(Figure content listings)
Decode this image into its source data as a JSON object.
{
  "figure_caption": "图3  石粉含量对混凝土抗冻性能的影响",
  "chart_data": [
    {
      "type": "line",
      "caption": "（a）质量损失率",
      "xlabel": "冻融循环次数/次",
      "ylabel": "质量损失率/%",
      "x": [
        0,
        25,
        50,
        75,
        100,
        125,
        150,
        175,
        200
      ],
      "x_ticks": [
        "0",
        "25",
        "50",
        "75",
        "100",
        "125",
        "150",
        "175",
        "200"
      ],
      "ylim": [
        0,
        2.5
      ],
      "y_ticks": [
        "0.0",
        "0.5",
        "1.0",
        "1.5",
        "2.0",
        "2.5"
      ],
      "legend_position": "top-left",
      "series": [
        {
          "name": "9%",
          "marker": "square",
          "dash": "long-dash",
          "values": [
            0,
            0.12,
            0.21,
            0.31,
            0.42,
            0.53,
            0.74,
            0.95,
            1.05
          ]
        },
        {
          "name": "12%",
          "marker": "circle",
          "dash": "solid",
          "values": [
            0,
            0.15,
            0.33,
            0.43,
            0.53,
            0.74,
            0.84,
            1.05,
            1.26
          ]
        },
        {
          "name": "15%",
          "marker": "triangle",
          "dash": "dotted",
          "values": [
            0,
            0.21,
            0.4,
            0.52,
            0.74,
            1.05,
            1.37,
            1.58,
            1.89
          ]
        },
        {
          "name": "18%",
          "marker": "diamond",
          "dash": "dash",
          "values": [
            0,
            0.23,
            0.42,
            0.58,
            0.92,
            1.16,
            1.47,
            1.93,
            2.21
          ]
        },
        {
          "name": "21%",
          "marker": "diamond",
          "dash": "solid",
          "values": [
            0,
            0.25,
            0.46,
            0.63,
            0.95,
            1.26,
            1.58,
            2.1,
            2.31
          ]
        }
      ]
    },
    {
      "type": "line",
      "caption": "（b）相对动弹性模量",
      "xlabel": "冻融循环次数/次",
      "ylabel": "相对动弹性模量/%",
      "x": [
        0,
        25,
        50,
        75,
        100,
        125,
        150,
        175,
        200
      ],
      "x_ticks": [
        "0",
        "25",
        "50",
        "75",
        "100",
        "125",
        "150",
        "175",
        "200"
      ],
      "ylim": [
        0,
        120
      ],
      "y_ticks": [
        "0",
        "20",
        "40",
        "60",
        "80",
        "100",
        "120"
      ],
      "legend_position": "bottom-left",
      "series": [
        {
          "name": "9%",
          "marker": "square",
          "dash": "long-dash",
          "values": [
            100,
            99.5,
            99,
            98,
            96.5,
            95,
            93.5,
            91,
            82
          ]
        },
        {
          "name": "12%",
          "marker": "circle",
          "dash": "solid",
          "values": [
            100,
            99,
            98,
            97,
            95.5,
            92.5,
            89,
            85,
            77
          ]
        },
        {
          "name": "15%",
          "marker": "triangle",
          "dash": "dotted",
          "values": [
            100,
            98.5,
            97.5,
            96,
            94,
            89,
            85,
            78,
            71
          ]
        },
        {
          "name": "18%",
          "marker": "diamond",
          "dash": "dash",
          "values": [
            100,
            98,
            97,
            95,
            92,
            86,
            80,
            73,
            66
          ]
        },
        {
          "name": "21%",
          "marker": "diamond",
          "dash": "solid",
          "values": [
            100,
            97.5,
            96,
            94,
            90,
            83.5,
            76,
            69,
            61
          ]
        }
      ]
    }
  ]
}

### WHAT IS BEING ASKED
Restate each record exactly as written.

### TASK SOLUTION
Decode this image into its source data as a JSON object.
{
  "figure_caption": "图3  石粉含量对混凝土抗冻性能的影响",
  "chart_data": [
    {
      "type": "line",
      "caption": "（a）质量损失率",
      "xlabel": "冻融循环次数/次",
      "ylabel": "质量损失率/%",
      "x": [
        0,
        25,
        50,
        75,
        100,
        125,
        150,
        175,
        200
      ],
      "x_ticks": [
        "0",
        "25",
        "50",
        "75",
        "100",
        "125",
        "150",
        "175",
        "200"
      ],
      "ylim": [
        0,
        2.5
      ],
      "y_ticks": [
        "0.0",
        "0.5",
        "1.0",
        "1.5",
        "2.0",
        "2.5"
      ],
      "legend_position": "top-left",
      "series": [
        {
          "name": "9%",
          "marker": "square",
          "dash": "long-dash",
          "values": [
            0,
            0.12,
            0.21,
            0.31,
            0.42,
            0.53,
            0.74,
            0.95,
            1.05
          ]
        },
        {
          "name": "12%",
          "marker": "circle",
          "dash": "solid",
          "values": [
            0,
            0.15,
            0.33,
            0.43,
            0.53,
            0.74,
            0.84,
            1.05,
            1.26
          ]
        },
        {
          "name": "15%",
          "marker": "triangle",
          "dash": "dotted",
          "values": [
            0,
            0.21,
            0.4,
            0.52,
            0.74,
            1.05,
            1.37,
            1.58,
            1.89
          ]
        },
        {
          "name": "18%",
          "marker": "diamond",
          "dash": "dash",
          "values": [
            0,
            0.23,
            0.42,
            0.58,
            0.92,
            1.16,
            1.47,
            1.93,
            2.21
          ]
        },
        {
          "name": "21%",
          "marker": "diamond",
          "dash": "solid",
          "values": [
            0,
            0.25,
            0.46,
            0.63,
            0.95,
            1.26,
            1.58,
            2.1,
            2.31
          ]
        }
      ]
    },
    {
      "type": "line",
      "caption": "（b）相对动弹性模量",
      "xlabel": "冻融循环次数/次",
      "ylabel": "相对动弹性模量/%",
      "x": [
        0,
        25,
        50,
        75,
        100,
        125,
        150,
        175,
        200
      ],
      "x_ticks": [
        "0",
        "25",
        "50",
        "75",
        "100",
        "125",
        "150",
        "175",
        "200"
      ],
      "ylim": [
        0,
        120
      ],
      "y_ticks": [
        "0",
        "20",
        "40",
        "60",
        "80",
        "100",
        "120"
      ],
      "legend_position": "bottom-left",
      "series": [
        {
          "name": "9%",
          "marker": "square",
          "dash": "long-dash",
          "values": [
            100,
            99.5,
            99,
            98,
            96.5,
            95,
            93.5,
            91,
            82
          ]
        },
        {
          "name": "12%",
          "marker": "circle",
          "dash": "solid",
          "values": [
            100,
            99,
            98,
            97,
            95.5,
            92.5,
            89,
            85,
            77
          ]
        },
        {
          "name": "15%",
          "marker": "triangle",
          "dash": "dotted",
          "values": [
            100,
            98.5,
            97.5,
            96,
            94,
            89,
            85,
            78,
            71
          ]
        },
        {
          "name": "18%",
          "marker": "diamond",
          "dash": "dash",
          "values": [
            100,
            98,
            97,
            95,
            92,
            86,
            80,
            73,
            66
          ]
        },
        {
          "name": "21%",
          "marker": "diamond",
          "dash": "solid",
          "values": [
            100,
            97.5,
            96,
            94,
            90,
            83.5,
            76,
            69,
            61
          ]
        }
      ]
    }
  ]
}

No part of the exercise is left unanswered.